■ **Task instructions**
Reproduce these records with "Absolute Salinity" swapped for "Practical Salinity" everywhere it occurs, leaving the rest unchanged.

begin

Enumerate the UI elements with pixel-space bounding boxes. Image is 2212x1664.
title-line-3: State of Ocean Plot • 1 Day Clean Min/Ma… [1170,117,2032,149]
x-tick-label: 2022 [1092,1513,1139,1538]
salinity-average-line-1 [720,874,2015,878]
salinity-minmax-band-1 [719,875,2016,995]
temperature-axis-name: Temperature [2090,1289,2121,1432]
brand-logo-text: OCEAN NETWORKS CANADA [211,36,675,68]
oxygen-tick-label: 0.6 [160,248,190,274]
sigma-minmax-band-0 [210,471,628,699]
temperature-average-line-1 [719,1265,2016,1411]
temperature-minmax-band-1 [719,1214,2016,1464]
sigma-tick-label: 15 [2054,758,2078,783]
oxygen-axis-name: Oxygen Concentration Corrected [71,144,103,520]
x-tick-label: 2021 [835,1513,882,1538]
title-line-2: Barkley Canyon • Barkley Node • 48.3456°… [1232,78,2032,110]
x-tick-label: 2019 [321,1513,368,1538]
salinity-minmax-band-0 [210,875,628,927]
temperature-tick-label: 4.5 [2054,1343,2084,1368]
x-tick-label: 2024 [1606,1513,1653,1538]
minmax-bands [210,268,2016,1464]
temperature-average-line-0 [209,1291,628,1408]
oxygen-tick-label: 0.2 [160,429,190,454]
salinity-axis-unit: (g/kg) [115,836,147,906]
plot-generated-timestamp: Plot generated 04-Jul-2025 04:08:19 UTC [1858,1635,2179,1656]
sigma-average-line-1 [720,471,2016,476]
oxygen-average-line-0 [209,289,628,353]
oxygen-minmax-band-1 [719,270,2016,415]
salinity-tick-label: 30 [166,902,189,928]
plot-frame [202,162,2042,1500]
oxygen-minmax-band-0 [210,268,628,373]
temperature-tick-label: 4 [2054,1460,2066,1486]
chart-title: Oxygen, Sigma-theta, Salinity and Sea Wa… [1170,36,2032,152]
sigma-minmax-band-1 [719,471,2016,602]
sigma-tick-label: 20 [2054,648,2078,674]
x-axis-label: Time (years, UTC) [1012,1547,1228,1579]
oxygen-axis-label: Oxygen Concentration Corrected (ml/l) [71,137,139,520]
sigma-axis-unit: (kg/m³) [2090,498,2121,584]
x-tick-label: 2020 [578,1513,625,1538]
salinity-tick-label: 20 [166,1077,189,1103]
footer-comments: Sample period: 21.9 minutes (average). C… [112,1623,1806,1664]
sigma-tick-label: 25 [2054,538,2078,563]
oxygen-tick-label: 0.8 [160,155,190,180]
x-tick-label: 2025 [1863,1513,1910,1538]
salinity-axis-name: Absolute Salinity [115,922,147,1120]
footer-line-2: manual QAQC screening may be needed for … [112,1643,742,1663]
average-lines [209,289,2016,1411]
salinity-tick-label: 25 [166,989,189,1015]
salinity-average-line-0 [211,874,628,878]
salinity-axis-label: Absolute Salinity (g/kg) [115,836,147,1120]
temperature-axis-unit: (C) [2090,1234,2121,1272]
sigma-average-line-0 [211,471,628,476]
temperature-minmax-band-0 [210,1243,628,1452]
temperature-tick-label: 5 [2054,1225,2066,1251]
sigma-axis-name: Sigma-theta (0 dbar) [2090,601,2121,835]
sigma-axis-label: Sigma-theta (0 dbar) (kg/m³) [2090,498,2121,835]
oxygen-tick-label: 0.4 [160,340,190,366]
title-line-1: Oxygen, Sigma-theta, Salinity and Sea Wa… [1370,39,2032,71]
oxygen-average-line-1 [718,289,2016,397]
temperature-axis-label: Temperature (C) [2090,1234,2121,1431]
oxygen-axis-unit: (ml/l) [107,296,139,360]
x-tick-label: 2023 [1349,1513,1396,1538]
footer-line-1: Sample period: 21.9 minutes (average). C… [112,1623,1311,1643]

end

■ **Full answer**
Enumerate the UI elements with pixel-space bounding boxes. Image is 2212x1664.
title-line-3: State of Ocean Plot • 1 Day Clean Min/Ma… [1170,117,2032,149]
x-tick-label: 2022 [1092,1513,1139,1538]
salinity-average-line-1 [720,874,2015,878]
salinity-minmax-band-1 [719,875,2016,995]
temperature-axis-name: Temperature [2090,1289,2121,1432]
brand-logo-text: OCEAN NETWORKS CANADA [211,36,675,68]
oxygen-tick-label: 0.6 [160,248,190,274]
sigma-minmax-band-0 [210,471,628,699]
temperature-average-line-1 [719,1265,2016,1411]
temperature-minmax-band-1 [719,1214,2016,1464]
sigma-tick-label: 15 [2054,758,2078,783]
oxygen-axis-name: Oxygen Concentration Corrected [71,144,103,520]
x-tick-label: 2021 [835,1513,882,1538]
title-line-2: Barkley Canyon • Barkley Node • 48.3456°… [1232,78,2032,110]
x-tick-label: 2019 [321,1513,368,1538]
salinity-minmax-band-0 [210,875,628,927]
temperature-tick-label: 4.5 [2054,1343,2084,1368]
x-tick-label: 2024 [1606,1513,1653,1538]
minmax-bands [210,268,2016,1464]
temperature-average-line-0 [209,1291,628,1408]
oxygen-tick-label: 0.2 [160,429,190,454]
salinity-axis-unit: (g/kg) [115,836,147,906]
plot-generated-timestamp: Plot generated 04-Jul-2025 04:08:19 UTC [1858,1635,2179,1656]
sigma-average-line-1 [720,471,2016,476]
oxygen-average-line-0 [209,289,628,353]
oxygen-minmax-band-1 [719,270,2016,415]
salinity-tick-label: 30 [166,902,189,928]
plot-frame [202,162,2042,1500]
oxygen-minmax-band-0 [210,268,628,373]
temperature-tick-label: 4 [2054,1460,2066,1486]
chart-title: Oxygen, Sigma-theta, Salinity and Sea Wa… [1170,36,2032,152]
sigma-minmax-band-1 [719,471,2016,602]
sigma-tick-label: 20 [2054,648,2078,674]
x-axis-label: Time (years, UTC) [1012,1547,1228,1579]
oxygen-axis-label: Oxygen Concentration Corrected (ml/l) [71,137,139,520]
sigma-axis-unit: (kg/m³) [2090,498,2121,584]
x-tick-label: 2020 [578,1513,625,1538]
salinity-tick-label: 20 [166,1077,189,1103]
footer-comments: Sample period: 21.9 minutes (average). C… [112,1623,1806,1664]
sigma-tick-label: 25 [2054,538,2078,563]
oxygen-tick-label: 0.8 [160,155,190,180]
x-tick-label: 2025 [1863,1513,1910,1538]
salinity-axis-name: Practical Salinity [115,922,147,1120]
footer-line-2: manual QAQC screening may be needed for … [112,1643,742,1663]
average-lines [209,289,2016,1411]
salinity-tick-label: 25 [166,989,189,1015]
salinity-average-line-0 [211,874,628,878]
salinity-axis-label: Practical Salinity (g/kg) [115,836,147,1120]
temperature-axis-unit: (C) [2090,1234,2121,1272]
sigma-average-line-0 [211,471,628,476]
temperature-minmax-band-0 [210,1243,628,1452]
temperature-tick-label: 5 [2054,1225,2066,1251]
sigma-axis-name: Sigma-theta (0 dbar) [2090,601,2121,835]
sigma-axis-label: Sigma-theta (0 dbar) (kg/m³) [2090,498,2121,835]
oxygen-tick-label: 0.4 [160,340,190,366]
title-line-1: Oxygen, Sigma-theta, Salinity and Sea Wa… [1370,39,2032,71]
oxygen-average-line-1 [718,289,2016,397]
temperature-axis-label: Temperature (C) [2090,1234,2121,1431]
oxygen-axis-unit: (ml/l) [107,296,139,360]
x-tick-label: 2023 [1349,1513,1396,1538]
footer-line-1: Sample period: 21.9 minutes (average). C… [112,1623,1311,1643]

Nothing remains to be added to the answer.